Objective: Collect from the data below each line with "выполнения".

Task inputs:
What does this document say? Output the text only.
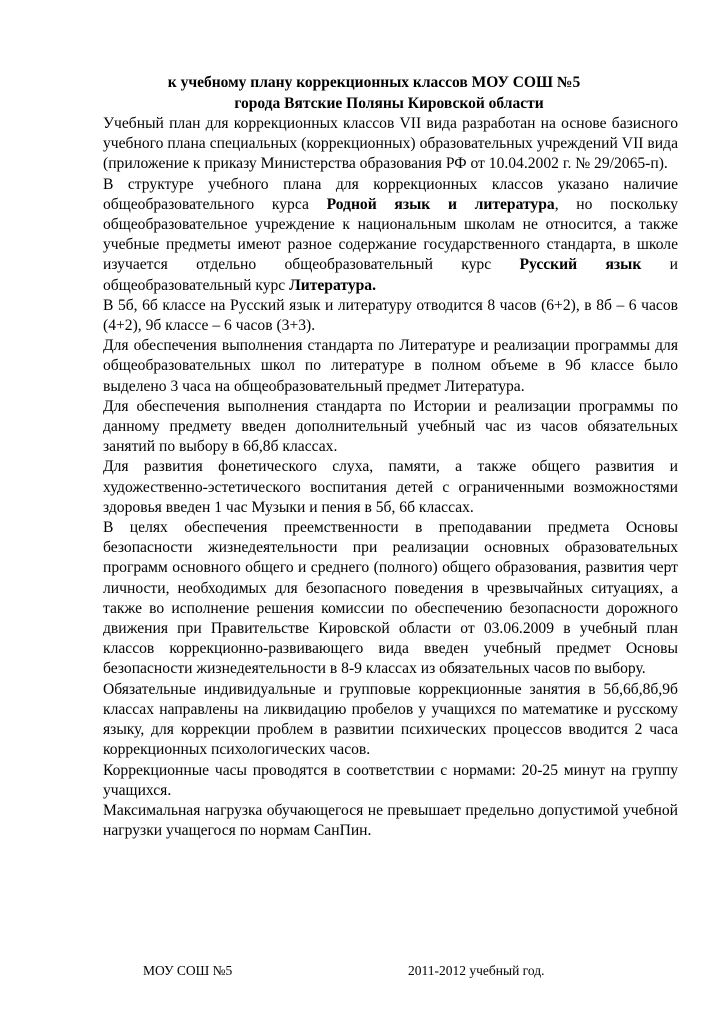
к учебному плану коррекционных классов МОУ СОШ №5
города Вятские Поляны Кировской области

Учебный план для коррекционных классов VII вида разработан на основе базисного учебного плана специальных (коррекционных) образовательных учреждений VII вида (приложение к приказу Министерства образования РФ от 10.04.2002 г. № 29/2065-п).

В структуре учебного плана для коррекционных классов указано наличие общеобразовательного курса Родной язык и литература, но поскольку общеобразовательное учреждение к национальным школам не относится, а также учебные предметы имеют разное содержание государственного стандарта, в школе изучается отдельно общеобразовательный курс Русский язык и общеобразовательный курс Литература.

В 5б, 6б классе на Русский язык и литературу отводится 8 часов (6+2), в 8б – 6 часов (4+2), 9б классе – 6 часов (3+3).

Для обеспечения выполнения стандарта по Литературе и реализации программы для общеобразовательных школ по литературе в полном объеме в 9б классе было выделено 3 часа на общеобразовательный предмет Литература.

Для обеспечения выполнения стандарта по Истории и реализации программы по данному предмету введен дополнительный учебный час из часов обязательных занятий по выбору в 6б,8б классах.

Для развития фонетического слуха, памяти, а также общего развития и художественно-эстетического воспитания детей с ограниченными возможностями здоровья введен 1 час Музыки и пения в 5б, 6б классах.

В целях обеспечения преемственности в преподавании предмета Основы безопасности жизнедеятельности при реализации основных образовательных программ основного общего и среднего (полного) общего образования, развития черт личности, необходимых для безопасного поведения в чрезвычайных ситуациях, а также во исполнение решения комиссии по обеспечению безопасности дорожного движения при Правительстве Кировской области от 03.06.2009 в учебный план классов коррекционно-развивающего вида введен учебный предмет Основы безопасности жизнедеятельности в 8-9 классах из обязательных часов по выбору.

Обязательные индивидуальные и групповые коррекционные занятия в 5б,6б,8б,9б классах направлены на ликвидацию пробелов у учащихся по математике и русскому языку, для коррекции проблем в развитии психических процессов вводится 2 часа коррекционных психологических часов.

Коррекционные часы проводятся в соответствии с нормами: 20-25 минут на группу учащихся.

Максимальная нагрузка обучающегося не превышает предельно допустимой учебной нагрузки учащегося по нормам СанПин.

МОУ СОШ №5	2011-2012 учебный год.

Right answer:
Для обеспечения выполнения стандарта по Литературе и реализации программы для общеобразовательных школ по литературе в полном объеме в 9б классе было выделено 3 часа на общеобразовательный предмет Литература.
Для обеспечения выполнения стандарта по Истории и реализации программы по данному предмету введен дополнительный учебный час из часов обязательных занятий по выбору в 6б,8б классах.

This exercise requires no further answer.